▼▼▼
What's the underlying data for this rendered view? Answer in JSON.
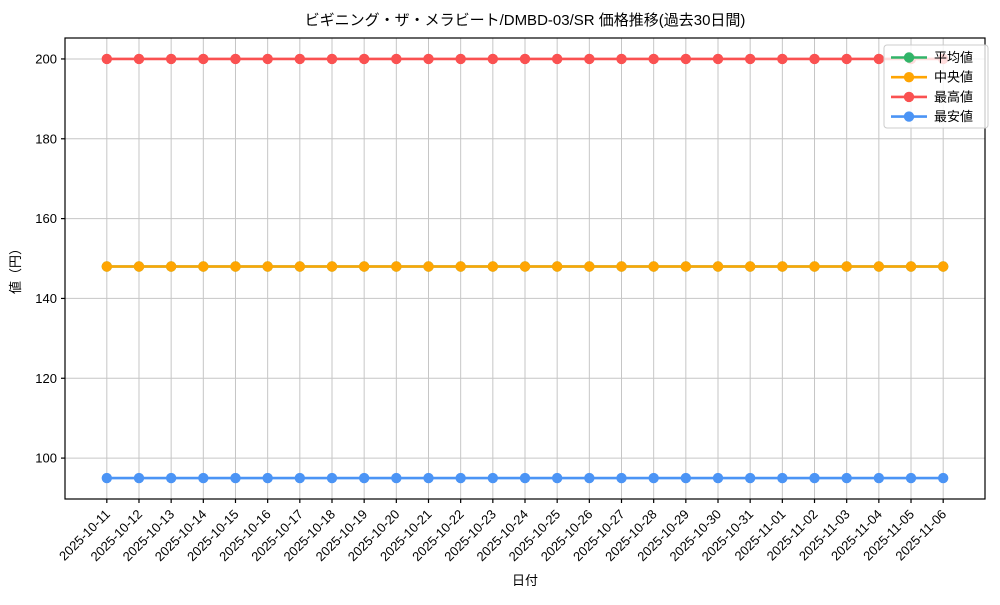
{
  "figure": {
    "title": "ビギニング・ザ・メラビート/DMBD-03/SR 価格推移(過去30日間)",
    "xlabel": "日付",
    "ylabel": "値（円）"
  },
  "chart_data": {
    "type": "line",
    "title": "ビギニング・ザ・メラビート/DMBD-03/SR 価格推移(過去30日間)",
    "xlabel": "日付",
    "ylabel": "値（円）",
    "x": [
      "2025-10-11",
      "2025-10-12",
      "2025-10-13",
      "2025-10-14",
      "2025-10-15",
      "2025-10-16",
      "2025-10-17",
      "2025-10-18",
      "2025-10-19",
      "2025-10-20",
      "2025-10-21",
      "2025-10-22",
      "2025-10-23",
      "2025-10-24",
      "2025-10-25",
      "2025-10-26",
      "2025-10-27",
      "2025-10-28",
      "2025-10-29",
      "2025-10-30",
      "2025-10-31",
      "2025-11-01",
      "2025-11-02",
      "2025-11-03",
      "2025-11-04",
      "2025-11-05",
      "2025-11-06"
    ],
    "series": [
      {
        "name": "平均値",
        "color": "#31b468",
        "values": [
          148,
          148,
          148,
          148,
          148,
          148,
          148,
          148,
          148,
          148,
          148,
          148,
          148,
          148,
          148,
          148,
          148,
          148,
          148,
          148,
          148,
          148,
          148,
          148,
          148,
          148,
          148
        ]
      },
      {
        "name": "中央値",
        "color": "#ffa502",
        "values": [
          148,
          148,
          148,
          148,
          148,
          148,
          148,
          148,
          148,
          148,
          148,
          148,
          148,
          148,
          148,
          148,
          148,
          148,
          148,
          148,
          148,
          148,
          148,
          148,
          148,
          148,
          148
        ]
      },
      {
        "name": "最高値",
        "color": "#fa5151",
        "values": [
          200,
          200,
          200,
          200,
          200,
          200,
          200,
          200,
          200,
          200,
          200,
          200,
          200,
          200,
          200,
          200,
          200,
          200,
          200,
          200,
          200,
          200,
          200,
          200,
          200,
          200,
          200
        ]
      },
      {
        "name": "最安値",
        "color": "#4b94f5",
        "values": [
          95,
          95,
          95,
          95,
          95,
          95,
          95,
          95,
          95,
          95,
          95,
          95,
          95,
          95,
          95,
          95,
          95,
          95,
          95,
          95,
          95,
          95,
          95,
          95,
          95,
          95,
          95
        ]
      }
    ],
    "ylim": [
      89.75,
      205.25
    ],
    "yticks": [
      100,
      120,
      140,
      160,
      180,
      200
    ],
    "grid": true,
    "legend_position": "upper right",
    "x_tick_rotation": 45
  },
  "colors": {
    "grid": "#c6c6c6",
    "axis": "#000000",
    "legend_border": "#cccccc",
    "background": "#ffffff"
  }
}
▲▲▲
*What you will do:* Make an exact copy of all entries above, dropping the images.

*Exercise response:*
What's the underlying data for this rendered view? Answer in JSON.
{
  "figure": {
    "title": "ビギニング・ザ・メラビート/DMBD-03/SR 価格推移(過去30日間)",
    "xlabel": "日付",
    "ylabel": "値（円）"
  },
  "chart_data": {
    "type": "line",
    "title": "ビギニング・ザ・メラビート/DMBD-03/SR 価格推移(過去30日間)",
    "xlabel": "日付",
    "ylabel": "値（円）",
    "x": [
      "2025-10-11",
      "2025-10-12",
      "2025-10-13",
      "2025-10-14",
      "2025-10-15",
      "2025-10-16",
      "2025-10-17",
      "2025-10-18",
      "2025-10-19",
      "2025-10-20",
      "2025-10-21",
      "2025-10-22",
      "2025-10-23",
      "2025-10-24",
      "2025-10-25",
      "2025-10-26",
      "2025-10-27",
      "2025-10-28",
      "2025-10-29",
      "2025-10-30",
      "2025-10-31",
      "2025-11-01",
      "2025-11-02",
      "2025-11-03",
      "2025-11-04",
      "2025-11-05",
      "2025-11-06"
    ],
    "series": [
      {
        "name": "平均値",
        "color": "#31b468",
        "values": [
          148,
          148,
          148,
          148,
          148,
          148,
          148,
          148,
          148,
          148,
          148,
          148,
          148,
          148,
          148,
          148,
          148,
          148,
          148,
          148,
          148,
          148,
          148,
          148,
          148,
          148,
          148
        ]
      },
      {
        "name": "中央値",
        "color": "#ffa502",
        "values": [
          148,
          148,
          148,
          148,
          148,
          148,
          148,
          148,
          148,
          148,
          148,
          148,
          148,
          148,
          148,
          148,
          148,
          148,
          148,
          148,
          148,
          148,
          148,
          148,
          148,
          148,
          148
        ]
      },
      {
        "name": "最高値",
        "color": "#fa5151",
        "values": [
          200,
          200,
          200,
          200,
          200,
          200,
          200,
          200,
          200,
          200,
          200,
          200,
          200,
          200,
          200,
          200,
          200,
          200,
          200,
          200,
          200,
          200,
          200,
          200,
          200,
          200,
          200
        ]
      },
      {
        "name": "最安値",
        "color": "#4b94f5",
        "values": [
          95,
          95,
          95,
          95,
          95,
          95,
          95,
          95,
          95,
          95,
          95,
          95,
          95,
          95,
          95,
          95,
          95,
          95,
          95,
          95,
          95,
          95,
          95,
          95,
          95,
          95,
          95
        ]
      }
    ],
    "ylim": [
      89.75,
      205.25
    ],
    "yticks": [
      100,
      120,
      140,
      160,
      180,
      200
    ],
    "grid": true,
    "legend_position": "upper right",
    "x_tick_rotation": 45
  },
  "colors": {
    "grid": "#c6c6c6",
    "axis": "#000000",
    "legend_border": "#cccccc",
    "background": "#ffffff"
  }
}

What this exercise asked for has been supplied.